• **The task**
Out of all the lines below, count those with the word "Vodka". Give the number only.

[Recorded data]
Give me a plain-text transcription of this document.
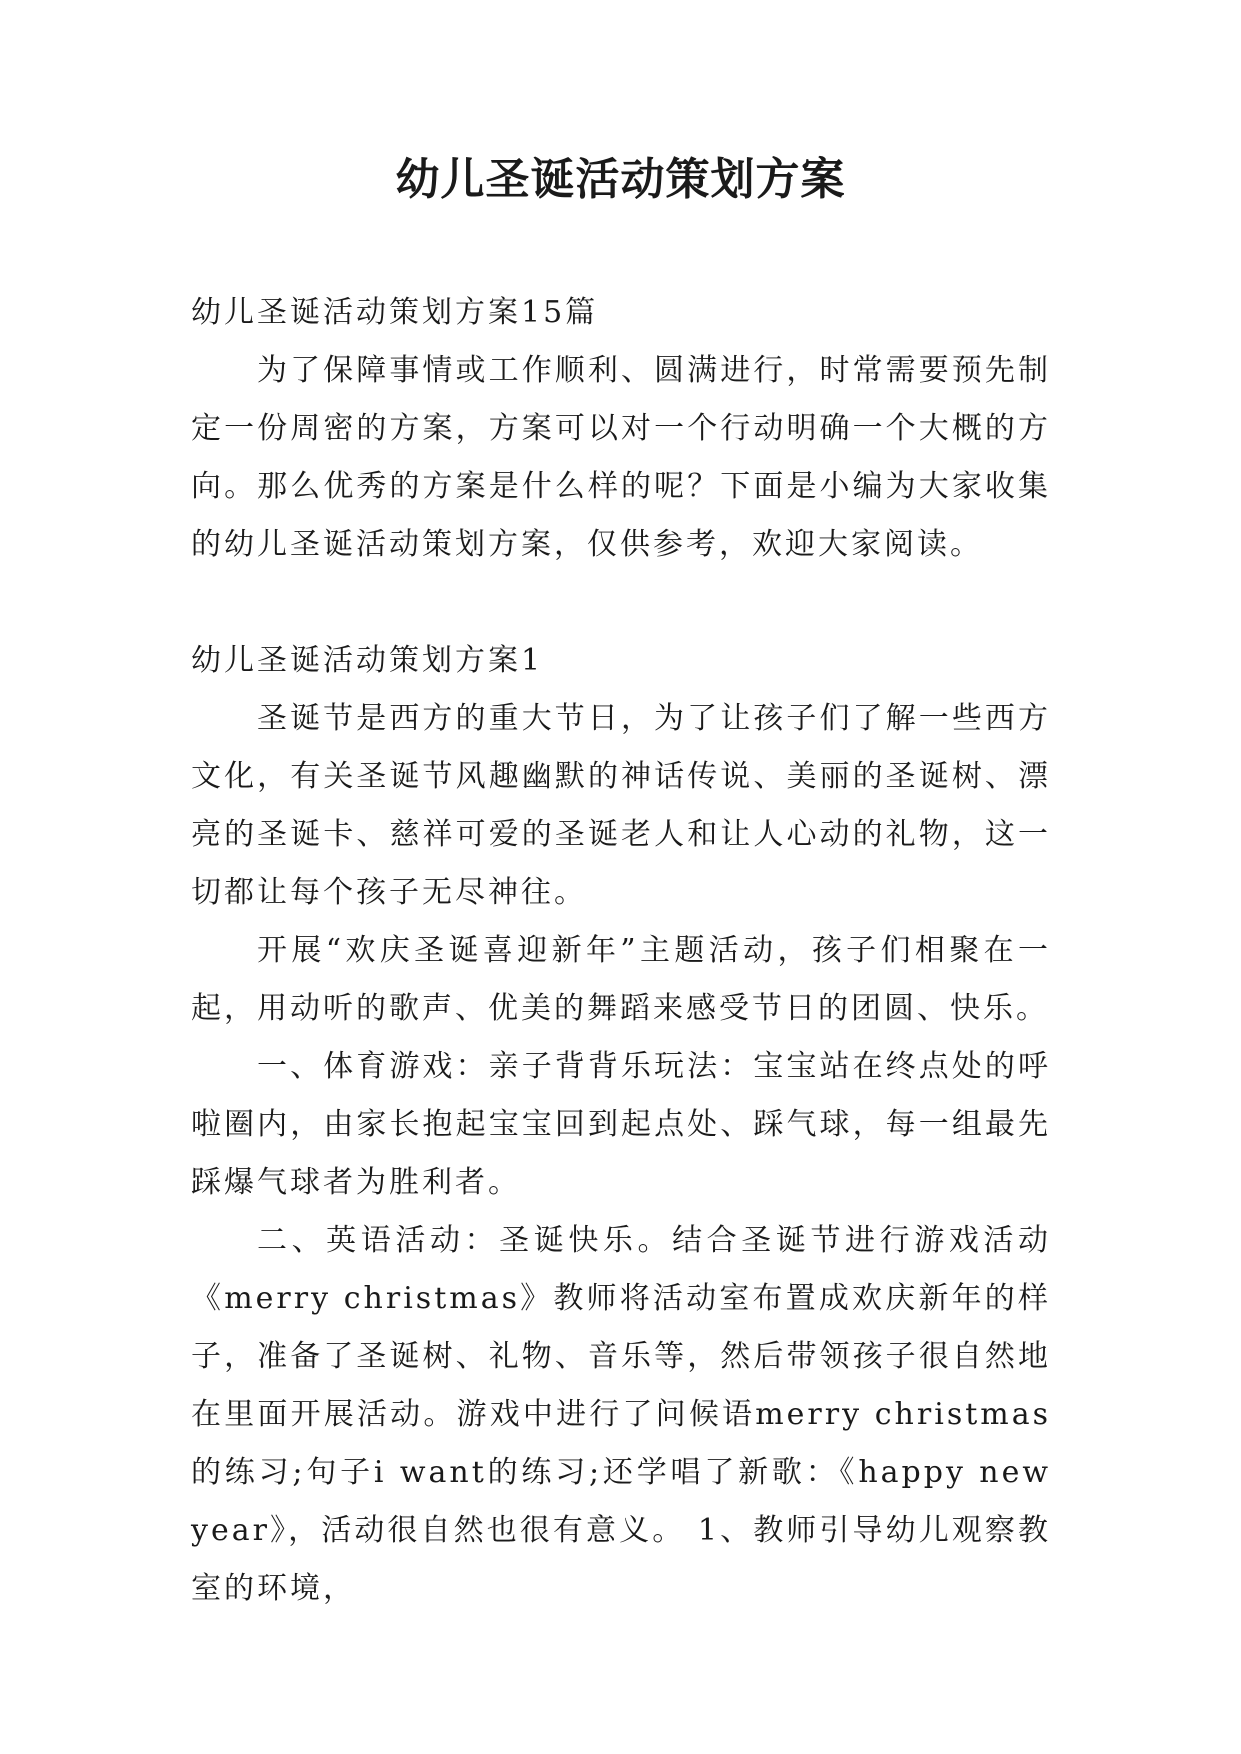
幼儿圣诞活动策划方案

幼儿圣诞活动策划方案15篇

为了保障事情或工作顺利、圆满进行，时常需要预先制定一份周密的方案，方案可以对一个行动明确一个大概的方向。那么优秀的方案是什么样的呢？下面是小编为大家收集的幼儿圣诞活动策划方案，仅供参考，欢迎大家阅读。

幼儿圣诞活动策划方案1

圣诞节是西方的重大节日，为了让孩子们了解一些西方文化，有关圣诞节风趣幽默的神话传说、美丽的圣诞树、漂亮的圣诞卡、慈祥可爱的圣诞老人和让人心动的礼物，这一切都让每个孩子无尽神往。

开展“欢庆圣诞喜迎新年”主题活动，孩子们相聚在一起，用动听的歌声、优美的舞蹈来感受节日的团圆、快乐。

一、体育游戏：亲子背背乐玩法：宝宝站在终点处的呼啦圈内，由家长抱起宝宝回到起点处、踩气球，每一组最先踩爆气球者为胜利者。

二、英语活动：圣诞快乐。结合圣诞节进行游戏活动《merry christmas》教师将活动室布置成欢庆新年的样子，准备了圣诞树、礼物、音乐等，然后带领孩子很自然地在里面开展活动。游戏中进行了问候语merry christmas 的练习;句子i want的练习;还学唱了新歌：《happy new year》，活动很自然也很有意义。 1、教师引导幼儿观察教室的环境，
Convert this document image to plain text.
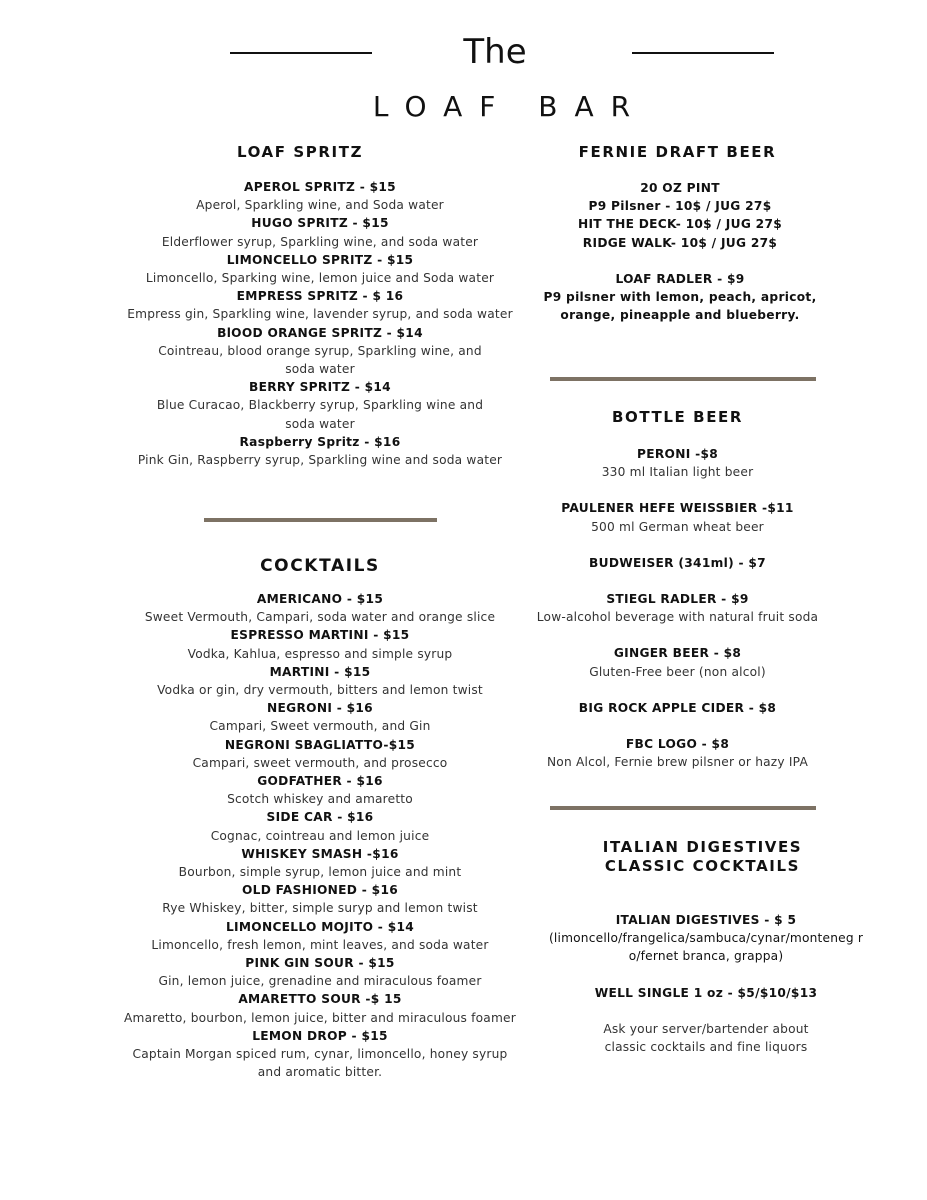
The
LOAF BAR
LOAF SPRITZ
APEROL SPRITZ - $15
Aperol, Sparkling wine, and Soda water
HUGO SPRITZ - $15
Elderflower syrup, Sparkling wine, and soda water
LIMONCELLO SPRITZ - $15
Limoncello, Sparking wine, lemon juice and Soda water
EMPRESS SPRITZ - $ 16
Empress gin, Sparkling wine, lavender syrup, and soda water
BlOOD ORANGE SPRITZ - $14
Cointreau, blood orange syrup, Sparkling wine, and soda water
BERRY SPRITZ - $14
Blue Curacao, Blackberry syrup, Sparkling wine and soda water
Raspberry Spritz - $16
Pink Gin, Raspberry syrup, Sparkling wine and soda water
COCKTAILS
AMERICANO - $15
Sweet Vermouth, Campari, soda water and orange slice
ESPRESSO MARTINI - $15
Vodka, Kahlua, espresso and simple syrup
MARTINI - $15
Vodka or gin, dry vermouth, bitters and lemon twist
NEGRONI - $16
Campari, Sweet vermouth, and Gin
NEGRONI SBAGLIATTO-$15
Campari, sweet vermouth, and prosecco
GODFATHER - $16
Scotch whiskey and amaretto
SIDE CAR - $16
Cognac, cointreau and lemon juice
WHISKEY SMASH -$16
Bourbon, simple syrup, lemon juice and mint
OLD FASHIONED - $16
Rye Whiskey, bitter, simple suryp and lemon twist
LIMONCELLO MOJITO - $14
Limoncello, fresh lemon, mint leaves, and soda water
PINK GIN SOUR - $15
Gin, lemon juice, grenadine and miraculous foamer
AMARETTO SOUR -$ 15
Amaretto, bourbon, lemon juice, bitter and miraculous foamer
LEMON DROP - $15
Captain Morgan spiced rum, cynar, limoncello, honey syrup and aromatic bitter.
FERNIE DRAFT BEER
20 OZ PINT
P9 Pilsner - 10$ / JUG 27$
HIT THE DECK- 10$ / JUG 27$
RIDGE WALK- 10$ / JUG 27$
LOAF RADLER - $9
P9 pilsner with lemon, peach, apricot, orange, pineapple and blueberry.
BOTTLE BEER
PERONI -$8
330 ml Italian light beer
PAULENER HEFE WEISSBIER -$11
500 ml German wheat beer
BUDWEISER (341ml) - $7
STIEGL RADLER - $9
Low-alcohol beverage with natural fruit soda
GINGER BEER - $8
Gluten-Free beer (non alcol)
BIG ROCK APPLE CIDER - $8
FBC LOGO - $8
Non Alcol, Fernie brew pilsner or hazy IPA
ITALIAN DIGESTIVES
CLASSIC COCKTAILS
ITALIAN DIGESTIVES - $ 5
(limoncello/frangelica/sambuca/cynar/monteneg ro/fernet branca, grappa)
WELL SINGLE 1 oz - $5/$10/$13
Ask your server/bartender about classic cocktails and fine liquors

• **Exercise output**
2